Task statement => Every line that holds "dartz" should be shown.

Entries shown =>
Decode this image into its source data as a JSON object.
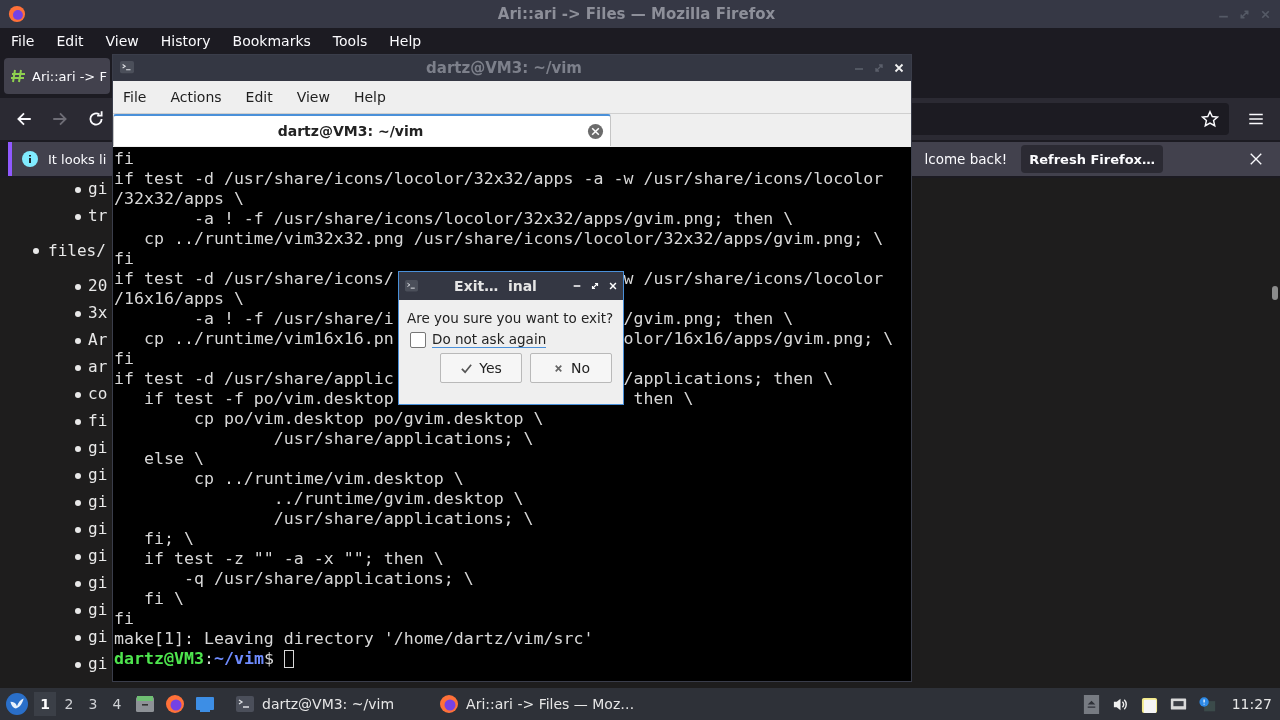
{
  "firefox": {
    "title": "Ari::ari -> Files — Mozilla Firefox",
    "menu": [
      "File",
      "Edit",
      "View",
      "History",
      "Bookmarks",
      "Tools",
      "Help"
    ],
    "tab": {
      "label": "Ari::ari -> F"
    },
    "notification": {
      "text_left": "It looks li",
      "text_right": "lcome back!",
      "button": "Refresh Firefox…"
    },
    "page_list": [
      {
        "label": "gi"
      },
      {
        "label": "tr"
      },
      {
        "label": "files/",
        "children": [
          {
            "label": "20"
          },
          {
            "label": "3x"
          },
          {
            "label": "Ar"
          },
          {
            "label": "ar"
          },
          {
            "label": "co"
          },
          {
            "label": "fi"
          },
          {
            "label": "gi"
          },
          {
            "label": "gi"
          },
          {
            "label": "gi"
          },
          {
            "label": "gi"
          },
          {
            "label": "gi"
          },
          {
            "label": "gi"
          },
          {
            "label": "gi"
          },
          {
            "label": "gi"
          },
          {
            "label": "gi"
          }
        ]
      }
    ]
  },
  "terminal": {
    "title": "dartz@VM3: ~/vim",
    "menu": [
      "File",
      "Actions",
      "Edit",
      "View",
      "Help"
    ],
    "tab": {
      "label": "dartz@VM3: ~/vim"
    },
    "lines": [
      {
        "text": "fi"
      },
      {
        "text": "if test -d /usr/share/icons/locolor/32x32/apps -a -w /usr/share/icons/locolor"
      },
      {
        "text": "/32x32/apps \\"
      },
      {
        "text": "        -a ! -f /usr/share/icons/locolor/32x32/apps/gvim.png; then \\"
      },
      {
        "text": "   cp ../runtime/vim32x32.png /usr/share/icons/locolor/32x32/apps/gvim.png; \\"
      },
      {
        "text": "fi"
      },
      {
        "text": "if test -d /usr/share/icons/",
        "after": "w /usr/share/icons/locolor"
      },
      {
        "text": "/16x16/apps \\"
      },
      {
        "text": "        -a ! -f /usr/share/i",
        "after": "/gvim.png; then \\"
      },
      {
        "text": "   cp ../runtime/vim16x16.pn",
        "after": "olor/16x16/apps/gvim.png; \\"
      },
      {
        "text": "fi"
      },
      {
        "text": "if test -d /usr/share/applic",
        "after": "/applications; then \\"
      },
      {
        "text": "   if test -f po/vim.desktop",
        "after": " then \\"
      },
      {
        "text": "        cp po/vim.desktop po/gvim.desktop \\"
      },
      {
        "text": "                /usr/share/applications; \\"
      },
      {
        "text": "   else \\"
      },
      {
        "text": "        cp ../runtime/vim.desktop \\"
      },
      {
        "text": "                ../runtime/gvim.desktop \\"
      },
      {
        "text": "                /usr/share/applications; \\"
      },
      {
        "text": "   fi; \\"
      },
      {
        "text": "   if test -z \"\" -a -x \"\"; then \\"
      },
      {
        "text": "       -q /usr/share/applications; \\"
      },
      {
        "text": "   fi \\"
      },
      {
        "text": "fi"
      },
      {
        "text": "make[1]: Leaving directory '/home/dartz/vim/src'"
      }
    ],
    "prompt": {
      "user": "dartz@VM3",
      "sep": ":",
      "path": "~/vim",
      "symbol": "$"
    }
  },
  "dialog": {
    "title": "Exit…  inal",
    "message": "Are you sure you want to exit?",
    "checkbox": {
      "label": "Do not ask again",
      "checked": false
    },
    "buttons": [
      {
        "label": "Yes",
        "kind": "confirm"
      },
      {
        "label": "No",
        "kind": "cancel"
      }
    ]
  },
  "taskbar": {
    "workspaces": [
      {
        "label": "1",
        "selected": true
      },
      {
        "label": "2",
        "selected": false
      },
      {
        "label": "3",
        "selected": false
      },
      {
        "label": "4",
        "selected": false
      }
    ],
    "tasks": [
      {
        "label": "dartz@VM3: ~/vim",
        "kind": "terminal"
      },
      {
        "label": "Ari::ari -> Files — Moz…",
        "kind": "browser"
      }
    ],
    "clock": "11:27"
  }
}
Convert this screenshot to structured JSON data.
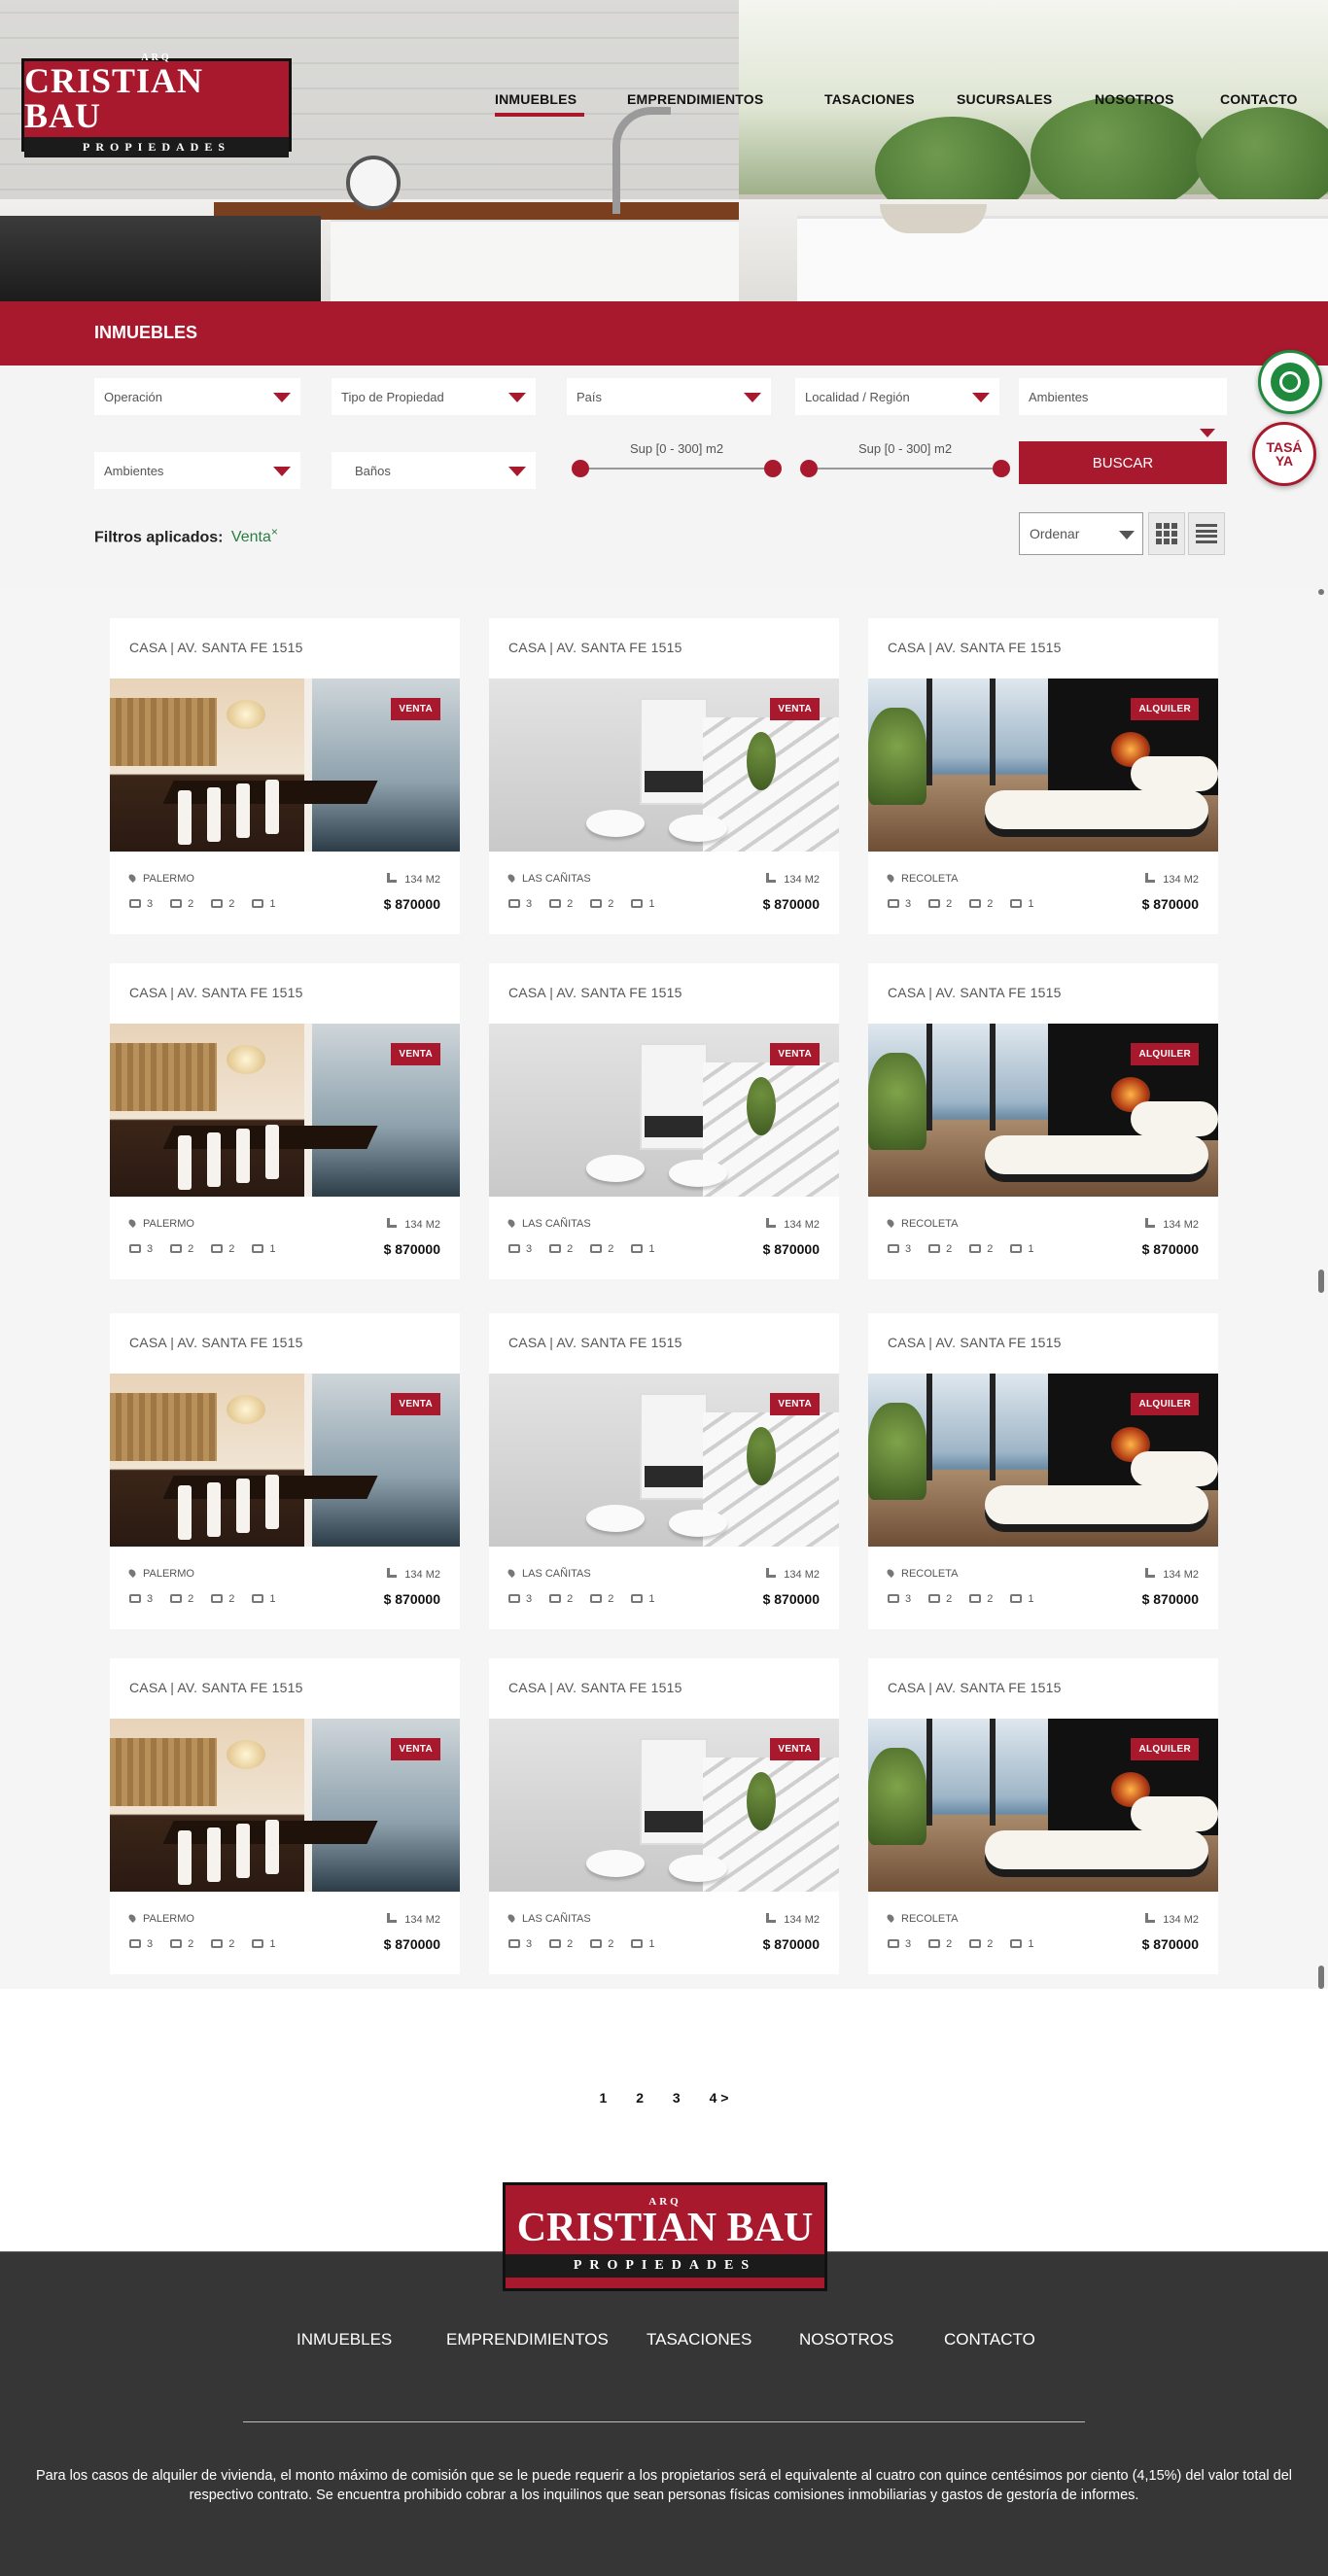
{
  "brand": {
    "arq": "ARQ",
    "name": "CRISTIAN BAU",
    "sub": "PROPIEDADES"
  },
  "nav": [
    {
      "label": "INMUEBLES",
      "active": true
    },
    {
      "label": "EMPRENDIMIENTOS"
    },
    {
      "label": "TASACIONES"
    },
    {
      "label": "SUCURSALES"
    },
    {
      "label": "NOSOTROS"
    },
    {
      "label": "CONTACTO"
    }
  ],
  "section_title": "INMUEBLES",
  "filters": {
    "operacion": "Operación",
    "tipo": "Tipo de Propiedad",
    "pais": "País",
    "localidad": "Localidad / Región",
    "ambientes_top": "Ambientes",
    "ambientes": "Ambientes",
    "banos": "Baños",
    "sup_1": "Sup [0 - 300] m2",
    "sup_2": "Sup [0 - 300] m2",
    "buscar": "BUSCAR"
  },
  "applied": {
    "label": "Filtros aplicados:",
    "value": "Venta",
    "remove": "×"
  },
  "order": {
    "label": "Ordenar"
  },
  "floating": {
    "whatsapp_icon": "whatsapp-icon",
    "tasa": "TASÁ YA"
  },
  "colors": {
    "brand_red": "#a8192e",
    "footer_bg": "#363636",
    "filter_green": "#2b7d40"
  },
  "listings": [
    {
      "title": "CASA | AV. SANTA FE 1515",
      "badge": "VENTA",
      "location": "PALERMO",
      "area": "134 M2",
      "f1": "3",
      "f2": "2",
      "f3": "2",
      "f4": "1",
      "price": "$ 870000",
      "scene": "dining"
    },
    {
      "title": "CASA | AV. SANTA FE 1515",
      "badge": "VENTA",
      "location": "LAS CAÑITAS",
      "area": "134 M2",
      "f1": "3",
      "f2": "2",
      "f3": "2",
      "f4": "1",
      "price": "$ 870000",
      "scene": "white"
    },
    {
      "title": "CASA | AV. SANTA FE 1515",
      "badge": "ALQUILER",
      "location": "RECOLETA",
      "area": "134 M2",
      "f1": "3",
      "f2": "2",
      "f3": "2",
      "f4": "1",
      "price": "$ 870000",
      "scene": "sea"
    },
    {
      "title": "CASA | AV. SANTA FE 1515",
      "badge": "VENTA",
      "location": "PALERMO",
      "area": "134 M2",
      "f1": "3",
      "f2": "2",
      "f3": "2",
      "f4": "1",
      "price": "$ 870000",
      "scene": "dining"
    },
    {
      "title": "CASA | AV. SANTA FE 1515",
      "badge": "VENTA",
      "location": "LAS CAÑITAS",
      "area": "134 M2",
      "f1": "3",
      "f2": "2",
      "f3": "2",
      "f4": "1",
      "price": "$ 870000",
      "scene": "white"
    },
    {
      "title": "CASA | AV. SANTA FE 1515",
      "badge": "ALQUILER",
      "location": "RECOLETA",
      "area": "134 M2",
      "f1": "3",
      "f2": "2",
      "f3": "2",
      "f4": "1",
      "price": "$ 870000",
      "scene": "sea"
    },
    {
      "title": "CASA | AV. SANTA FE 1515",
      "badge": "VENTA",
      "location": "PALERMO",
      "area": "134 M2",
      "f1": "3",
      "f2": "2",
      "f3": "2",
      "f4": "1",
      "price": "$ 870000",
      "scene": "dining"
    },
    {
      "title": "CASA | AV. SANTA FE 1515",
      "badge": "VENTA",
      "location": "LAS CAÑITAS",
      "area": "134 M2",
      "f1": "3",
      "f2": "2",
      "f3": "2",
      "f4": "1",
      "price": "$ 870000",
      "scene": "white"
    },
    {
      "title": "CASA | AV. SANTA FE 1515",
      "badge": "ALQUILER",
      "location": "RECOLETA",
      "area": "134 M2",
      "f1": "3",
      "f2": "2",
      "f3": "2",
      "f4": "1",
      "price": "$ 870000",
      "scene": "sea"
    },
    {
      "title": "CASA | AV. SANTA FE 1515",
      "badge": "VENTA",
      "location": "PALERMO",
      "area": "134 M2",
      "f1": "3",
      "f2": "2",
      "f3": "2",
      "f4": "1",
      "price": "$ 870000",
      "scene": "dining"
    },
    {
      "title": "CASA | AV. SANTA FE 1515",
      "badge": "VENTA",
      "location": "LAS CAÑITAS",
      "area": "134 M2",
      "f1": "3",
      "f2": "2",
      "f3": "2",
      "f4": "1",
      "price": "$ 870000",
      "scene": "white"
    },
    {
      "title": "CASA | AV. SANTA FE 1515",
      "badge": "ALQUILER",
      "location": "RECOLETA",
      "area": "134 M2",
      "f1": "3",
      "f2": "2",
      "f3": "2",
      "f4": "1",
      "price": "$ 870000",
      "scene": "sea"
    }
  ],
  "pagination": [
    "1",
    "2",
    "3",
    "4 >"
  ],
  "footer": {
    "nav": [
      "INMUEBLES",
      "EMPRENDIMIENTOS",
      "TASACIONES",
      "NOSOTROS",
      "CONTACTO"
    ],
    "legal": "Para los casos de alquiler de vivienda, el monto máximo de comisión que se le puede requerir a los propietarios será el equivalente al cuatro con quince centésimos por ciento (4,15%) del valor total del respectivo contrato. Se encuentra prohibido cobrar a los inquilinos que sean personas físicas comisiones inmobiliarias y gastos de gestoría de informes."
  }
}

Answer to the exercise =>
    "title": "dartz@VM3: ~/vim",
      "label": "dartz@VM3: ~/vim"
        "text": "make[1]: Leaving directory '/home/dartz/vim/src'"
      "user": "dartz@VM3",
        "label": "dartz@VM3: ~/vim",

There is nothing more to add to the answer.